**Work to be completed**
Drop every picture and give the entries back exactly.

━━ Task material

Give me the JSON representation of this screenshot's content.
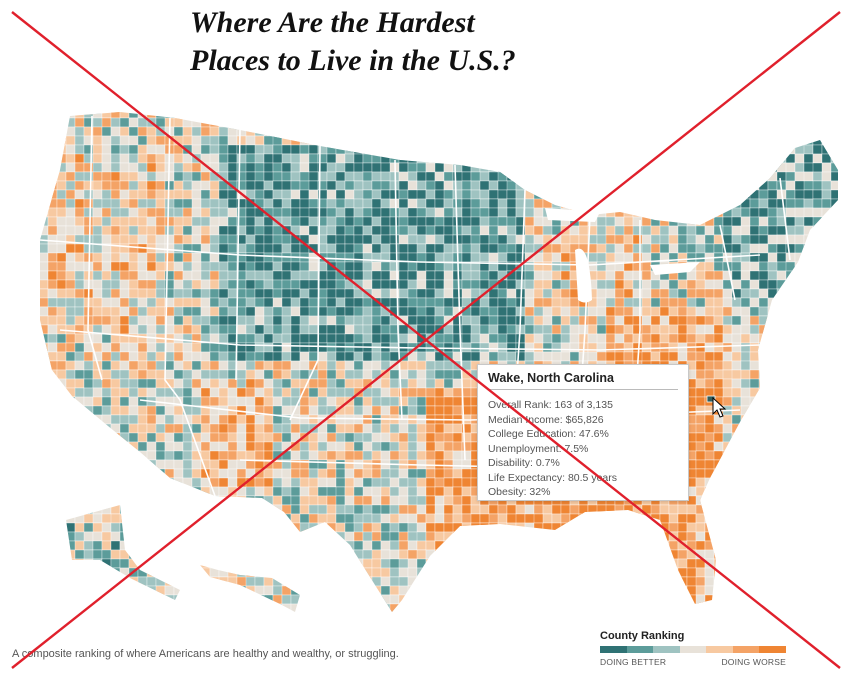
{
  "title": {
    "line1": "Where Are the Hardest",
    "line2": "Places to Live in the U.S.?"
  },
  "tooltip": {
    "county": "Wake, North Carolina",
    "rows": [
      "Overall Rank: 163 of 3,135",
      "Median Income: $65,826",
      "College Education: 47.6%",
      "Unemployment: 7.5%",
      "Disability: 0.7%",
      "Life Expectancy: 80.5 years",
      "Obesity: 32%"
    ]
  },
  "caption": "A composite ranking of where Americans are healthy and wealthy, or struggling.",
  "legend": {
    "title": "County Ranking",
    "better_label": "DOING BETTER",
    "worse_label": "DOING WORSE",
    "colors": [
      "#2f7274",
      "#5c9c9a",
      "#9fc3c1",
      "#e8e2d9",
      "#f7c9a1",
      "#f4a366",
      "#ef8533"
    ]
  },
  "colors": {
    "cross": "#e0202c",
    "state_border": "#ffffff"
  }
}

━━━━

**Result**
Give me the JSON representation of this screenshot's content.
{
  "title": {
    "line1": "Where Are the Hardest",
    "line2": "Places to Live in the U.S.?"
  },
  "tooltip": {
    "county": "Wake, North Carolina",
    "rows": [
      "Overall Rank: 163 of 3,135",
      "Median Income: $65,826",
      "College Education: 47.6%",
      "Unemployment: 7.5%",
      "Disability: 0.7%",
      "Life Expectancy: 80.5 years",
      "Obesity: 32%"
    ]
  },
  "caption": "A composite ranking of where Americans are healthy and wealthy, or struggling.",
  "legend": {
    "title": "County Ranking",
    "better_label": "DOING BETTER",
    "worse_label": "DOING WORSE",
    "colors": [
      "#2f7274",
      "#5c9c9a",
      "#9fc3c1",
      "#e8e2d9",
      "#f7c9a1",
      "#f4a366",
      "#ef8533"
    ]
  },
  "colors": {
    "cross": "#e0202c",
    "state_border": "#ffffff"
  }
}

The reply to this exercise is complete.